## begin Records supplied

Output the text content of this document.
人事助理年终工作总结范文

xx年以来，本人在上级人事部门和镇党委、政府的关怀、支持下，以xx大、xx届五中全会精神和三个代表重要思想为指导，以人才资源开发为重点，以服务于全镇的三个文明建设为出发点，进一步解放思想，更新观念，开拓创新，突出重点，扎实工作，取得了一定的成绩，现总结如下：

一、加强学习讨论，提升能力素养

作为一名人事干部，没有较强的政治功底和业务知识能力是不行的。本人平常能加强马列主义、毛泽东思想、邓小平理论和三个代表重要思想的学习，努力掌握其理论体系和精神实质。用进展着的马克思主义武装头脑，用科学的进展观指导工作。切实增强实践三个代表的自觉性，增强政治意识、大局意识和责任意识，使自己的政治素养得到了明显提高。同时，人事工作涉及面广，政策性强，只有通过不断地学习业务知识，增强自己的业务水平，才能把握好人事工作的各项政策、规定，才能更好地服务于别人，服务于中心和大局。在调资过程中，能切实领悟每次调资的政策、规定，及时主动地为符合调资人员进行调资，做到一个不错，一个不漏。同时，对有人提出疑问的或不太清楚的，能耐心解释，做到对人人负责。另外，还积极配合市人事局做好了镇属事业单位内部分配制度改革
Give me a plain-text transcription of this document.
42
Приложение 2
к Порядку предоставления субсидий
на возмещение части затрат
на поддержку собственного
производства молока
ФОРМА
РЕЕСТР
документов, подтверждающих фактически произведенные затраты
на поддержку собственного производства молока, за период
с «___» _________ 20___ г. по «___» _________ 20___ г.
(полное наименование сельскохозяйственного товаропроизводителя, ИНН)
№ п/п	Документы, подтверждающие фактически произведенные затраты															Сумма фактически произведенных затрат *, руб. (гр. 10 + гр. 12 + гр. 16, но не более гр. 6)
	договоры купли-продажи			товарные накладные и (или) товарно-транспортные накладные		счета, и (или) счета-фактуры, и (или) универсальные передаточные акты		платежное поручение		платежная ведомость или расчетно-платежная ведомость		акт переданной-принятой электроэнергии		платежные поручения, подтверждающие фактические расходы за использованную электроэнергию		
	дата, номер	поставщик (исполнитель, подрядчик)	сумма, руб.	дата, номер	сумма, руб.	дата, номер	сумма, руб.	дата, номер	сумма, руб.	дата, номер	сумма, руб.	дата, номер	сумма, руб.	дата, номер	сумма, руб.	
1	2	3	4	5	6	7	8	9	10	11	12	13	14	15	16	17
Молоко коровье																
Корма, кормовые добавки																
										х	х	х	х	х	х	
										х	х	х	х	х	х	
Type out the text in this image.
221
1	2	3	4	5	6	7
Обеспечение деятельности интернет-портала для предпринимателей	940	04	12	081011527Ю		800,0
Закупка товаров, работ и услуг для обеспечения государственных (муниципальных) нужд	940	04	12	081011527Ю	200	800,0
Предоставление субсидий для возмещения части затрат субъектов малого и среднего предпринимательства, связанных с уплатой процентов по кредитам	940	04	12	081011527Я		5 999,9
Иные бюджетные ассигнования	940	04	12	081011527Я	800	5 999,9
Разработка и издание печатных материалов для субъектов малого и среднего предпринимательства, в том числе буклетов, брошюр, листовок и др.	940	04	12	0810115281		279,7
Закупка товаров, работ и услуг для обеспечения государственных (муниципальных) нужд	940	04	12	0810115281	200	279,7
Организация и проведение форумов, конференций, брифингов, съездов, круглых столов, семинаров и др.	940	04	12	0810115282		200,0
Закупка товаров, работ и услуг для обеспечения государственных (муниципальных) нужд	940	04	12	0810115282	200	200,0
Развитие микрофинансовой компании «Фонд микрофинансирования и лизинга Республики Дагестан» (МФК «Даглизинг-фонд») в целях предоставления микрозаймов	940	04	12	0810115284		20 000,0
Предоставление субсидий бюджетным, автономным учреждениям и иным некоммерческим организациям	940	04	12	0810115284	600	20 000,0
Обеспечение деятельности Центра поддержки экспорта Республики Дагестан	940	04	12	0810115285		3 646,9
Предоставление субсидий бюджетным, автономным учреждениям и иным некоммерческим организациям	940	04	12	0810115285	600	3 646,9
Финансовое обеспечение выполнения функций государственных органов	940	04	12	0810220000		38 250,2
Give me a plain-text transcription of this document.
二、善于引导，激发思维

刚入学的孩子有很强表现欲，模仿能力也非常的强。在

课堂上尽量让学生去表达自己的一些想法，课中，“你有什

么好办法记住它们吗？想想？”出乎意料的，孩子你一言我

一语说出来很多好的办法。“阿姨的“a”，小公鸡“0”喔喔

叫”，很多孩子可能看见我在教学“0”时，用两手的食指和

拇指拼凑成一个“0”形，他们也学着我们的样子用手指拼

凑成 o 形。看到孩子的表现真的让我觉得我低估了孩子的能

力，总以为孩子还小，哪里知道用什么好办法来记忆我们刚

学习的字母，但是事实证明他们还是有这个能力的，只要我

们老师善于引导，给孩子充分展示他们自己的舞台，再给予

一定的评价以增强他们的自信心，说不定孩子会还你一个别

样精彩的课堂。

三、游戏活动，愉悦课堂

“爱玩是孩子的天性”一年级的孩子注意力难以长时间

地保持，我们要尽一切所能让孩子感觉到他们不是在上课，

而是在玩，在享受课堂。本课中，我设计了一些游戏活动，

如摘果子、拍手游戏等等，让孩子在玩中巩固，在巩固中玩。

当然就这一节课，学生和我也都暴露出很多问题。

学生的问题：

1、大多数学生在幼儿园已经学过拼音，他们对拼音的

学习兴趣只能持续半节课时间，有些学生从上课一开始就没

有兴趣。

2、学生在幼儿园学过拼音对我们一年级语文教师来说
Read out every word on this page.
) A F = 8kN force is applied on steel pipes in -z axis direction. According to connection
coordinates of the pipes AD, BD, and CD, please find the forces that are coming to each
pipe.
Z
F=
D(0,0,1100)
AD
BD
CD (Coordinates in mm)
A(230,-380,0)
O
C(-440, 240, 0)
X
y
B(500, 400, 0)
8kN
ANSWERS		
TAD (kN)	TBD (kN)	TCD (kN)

## end Records supplied

### Task goal
Output exactly the lines between the one containing "Read out every word on this page." and the final line above, both inclusive.

### Response to the exercise
Read out every word on this page.
) A F = 8kN force is applied on steel pipes in -z axis direction. According to connection
coordinates of the pipes AD, BD, and CD, please find the forces that are coming to each
pipe.
Z
F=
D(0,0,1100)
AD
BD
CD (Coordinates in mm)
A(230,-380,0)
O
C(-440, 240, 0)
X
y
B(500, 400, 0)
8kN
ANSWERS		
TAD (kN)	TBD (kN)	TCD (kN)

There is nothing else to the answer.